Repeat the records verbatim and leave the pictures out of your copy.

Collected data
/---

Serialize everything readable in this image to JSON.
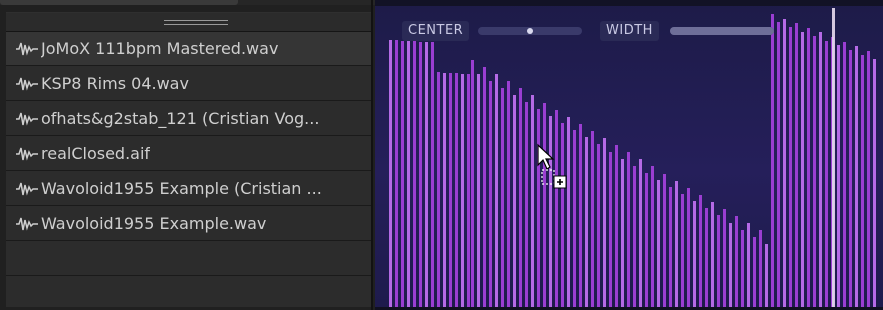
{
  "browser": {
    "files": [
      {
        "name": "JoMoX 111bpm Mastered.wav",
        "icon": "waveform-icon"
      },
      {
        "name": "KSP8 Rims 04.wav",
        "icon": "waveform-icon"
      },
      {
        "name": "ofhats&g2stab_121 (Cristian Vog...",
        "icon": "waveform-icon"
      },
      {
        "name": "realClosed.aif",
        "icon": "waveform-icon"
      },
      {
        "name": "Wavoloid1955 Example (Cristian ...",
        "icon": "waveform-icon"
      },
      {
        "name": "Wavoloid1955 Example.wav",
        "icon": "waveform-icon"
      }
    ]
  },
  "waveform": {
    "center_label": "CENTER",
    "width_label": "WIDTH",
    "center_value": 0.5,
    "width_value": 1.0,
    "bar_color": "#9a3ed2",
    "bar_color_bright": "#b56ae6",
    "background_color": "#221d54"
  },
  "cursor": {
    "icon": "drag-copy-cursor-icon"
  }
}
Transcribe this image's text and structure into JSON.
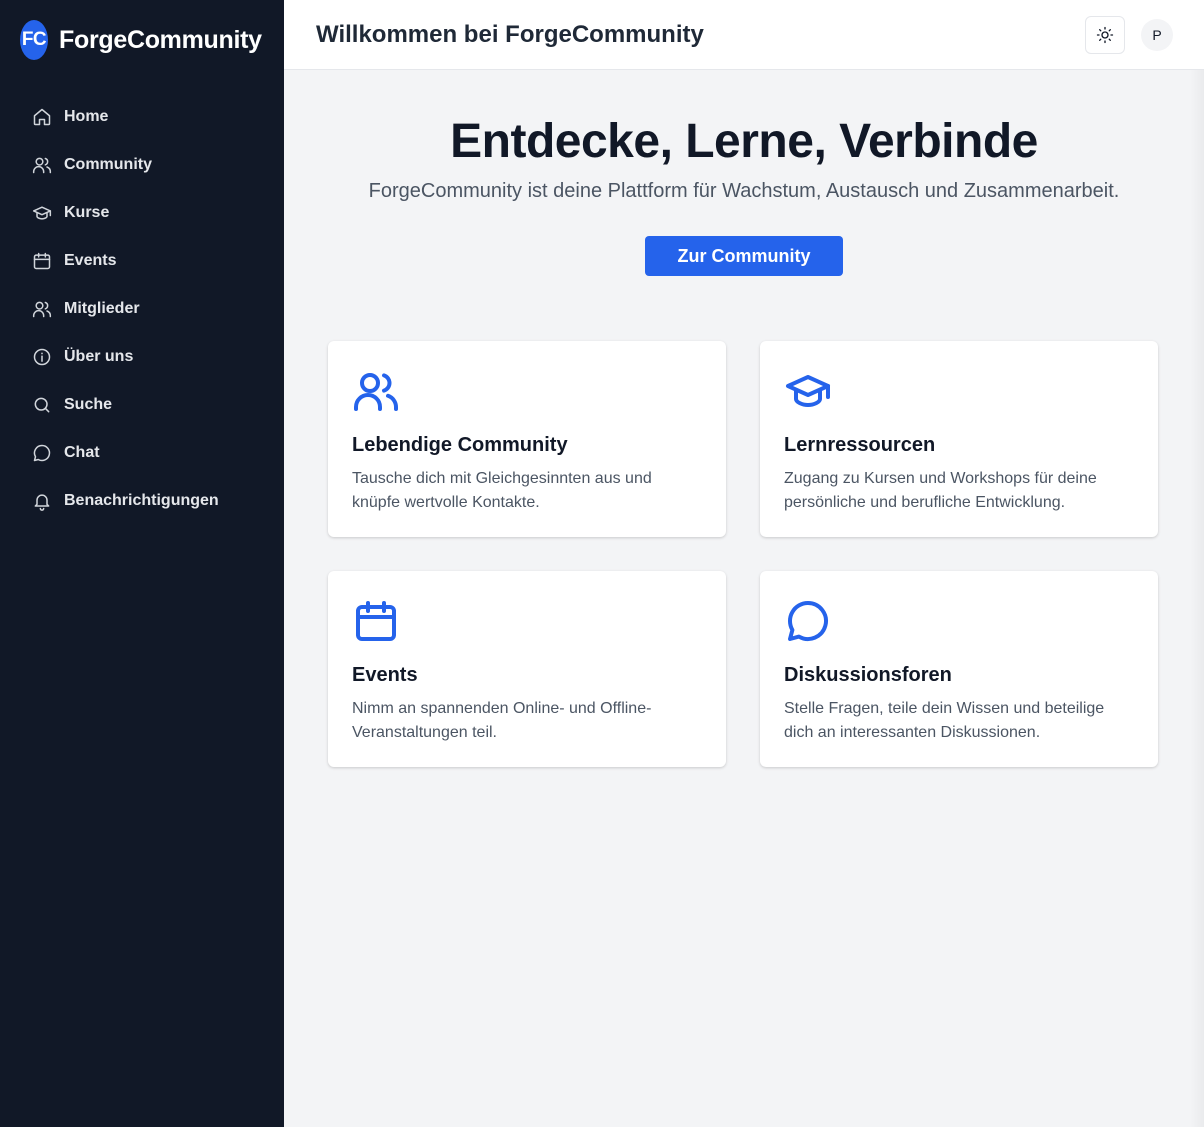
{
  "brand": {
    "logo": "FC",
    "name": "ForgeCommunity"
  },
  "sidebar": {
    "items": [
      {
        "label": "Home",
        "icon": "home-icon"
      },
      {
        "label": "Community",
        "icon": "users-icon"
      },
      {
        "label": "Kurse",
        "icon": "graduation-cap-icon"
      },
      {
        "label": "Events",
        "icon": "calendar-icon"
      },
      {
        "label": "Mitglieder",
        "icon": "users-icon"
      },
      {
        "label": "Über uns",
        "icon": "info-icon"
      },
      {
        "label": "Suche",
        "icon": "search-icon"
      },
      {
        "label": "Chat",
        "icon": "chat-bubble-icon"
      },
      {
        "label": "Benachrichtigungen",
        "icon": "bell-icon"
      }
    ]
  },
  "header": {
    "title": "Willkommen bei ForgeCommunity",
    "theme_toggle_icon": "sun-icon",
    "avatar_initial": "P"
  },
  "hero": {
    "title": "Entdecke, Lerne, Verbinde",
    "subtitle": "ForgeCommunity ist deine Plattform für Wachstum, Austausch und Zusammenarbeit.",
    "cta_label": "Zur Community"
  },
  "features": [
    {
      "icon": "users-icon",
      "title": "Lebendige Community",
      "text": "Tausche dich mit Gleichgesinnten aus und knüpfe wertvolle Kontakte."
    },
    {
      "icon": "graduation-cap-icon",
      "title": "Lernressourcen",
      "text": "Zugang zu Kursen und Workshops für deine persönliche und berufliche Entwicklung."
    },
    {
      "icon": "calendar-icon",
      "title": "Events",
      "text": "Nimm an spannenden Online- und Offline-Veranstaltungen teil."
    },
    {
      "icon": "chat-bubble-icon",
      "title": "Diskussionsforen",
      "text": "Stelle Fragen, teile dein Wissen und beteilige dich an interessanten Diskussionen."
    }
  ],
  "colors": {
    "sidebar_bg": "#111827",
    "accent": "#2563eb",
    "page_bg": "#f3f4f6"
  }
}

\---

**Solution for this exercise**
Serialize everything readable in this image to JSON.
{
  "browser": {
    "files": [
      {
        "name": "JoMoX 111bpm Mastered.wav",
        "icon": "waveform-icon"
      },
      {
        "name": "KSP8 Rims 04.wav",
        "icon": "waveform-icon"
      },
      {
        "name": "ofhats&g2stab_121 (Cristian Vog...",
        "icon": "waveform-icon"
      },
      {
        "name": "realClosed.aif",
        "icon": "waveform-icon"
      },
      {
        "name": "Wavoloid1955 Example (Cristian ...",
        "icon": "waveform-icon"
      },
      {
        "name": "Wavoloid1955 Example.wav",
        "icon": "waveform-icon"
      }
    ]
  },
  "waveform": {
    "center_label": "CENTER",
    "width_label": "WIDTH",
    "center_value": 0.5,
    "width_value": 1.0,
    "bar_color": "#9a3ed2",
    "bar_color_bright": "#b56ae6",
    "background_color": "#221d54"
  },
  "cursor": {
    "icon": "drag-copy-cursor-icon"
  }
}
Transcribe this image's text and structure into JSON.
{
  "brand": {
    "logo": "FC",
    "name": "ForgeCommunity"
  },
  "sidebar": {
    "items": [
      {
        "label": "Home",
        "icon": "home-icon"
      },
      {
        "label": "Community",
        "icon": "users-icon"
      },
      {
        "label": "Kurse",
        "icon": "graduation-cap-icon"
      },
      {
        "label": "Events",
        "icon": "calendar-icon"
      },
      {
        "label": "Mitglieder",
        "icon": "users-icon"
      },
      {
        "label": "Über uns",
        "icon": "info-icon"
      },
      {
        "label": "Suche",
        "icon": "search-icon"
      },
      {
        "label": "Chat",
        "icon": "chat-bubble-icon"
      },
      {
        "label": "Benachrichtigungen",
        "icon": "bell-icon"
      }
    ]
  },
  "header": {
    "title": "Willkommen bei ForgeCommunity",
    "theme_toggle_icon": "sun-icon",
    "avatar_initial": "P"
  },
  "hero": {
    "title": "Entdecke, Lerne, Verbinde",
    "subtitle": "ForgeCommunity ist deine Plattform für Wachstum, Austausch und Zusammenarbeit.",
    "cta_label": "Zur Community"
  },
  "features": [
    {
      "icon": "users-icon",
      "title": "Lebendige Community",
      "text": "Tausche dich mit Gleichgesinnten aus und knüpfe wertvolle Kontakte."
    },
    {
      "icon": "graduation-cap-icon",
      "title": "Lernressourcen",
      "text": "Zugang zu Kursen und Workshops für deine persönliche und berufliche Entwicklung."
    },
    {
      "icon": "calendar-icon",
      "title": "Events",
      "text": "Nimm an spannenden Online- und Offline-Veranstaltungen teil."
    },
    {
      "icon": "chat-bubble-icon",
      "title": "Diskussionsforen",
      "text": "Stelle Fragen, teile dein Wissen und beteilige dich an interessanten Diskussionen."
    }
  ],
  "colors": {
    "sidebar_bg": "#111827",
    "accent": "#2563eb",
    "page_bg": "#f3f4f6"
  }
}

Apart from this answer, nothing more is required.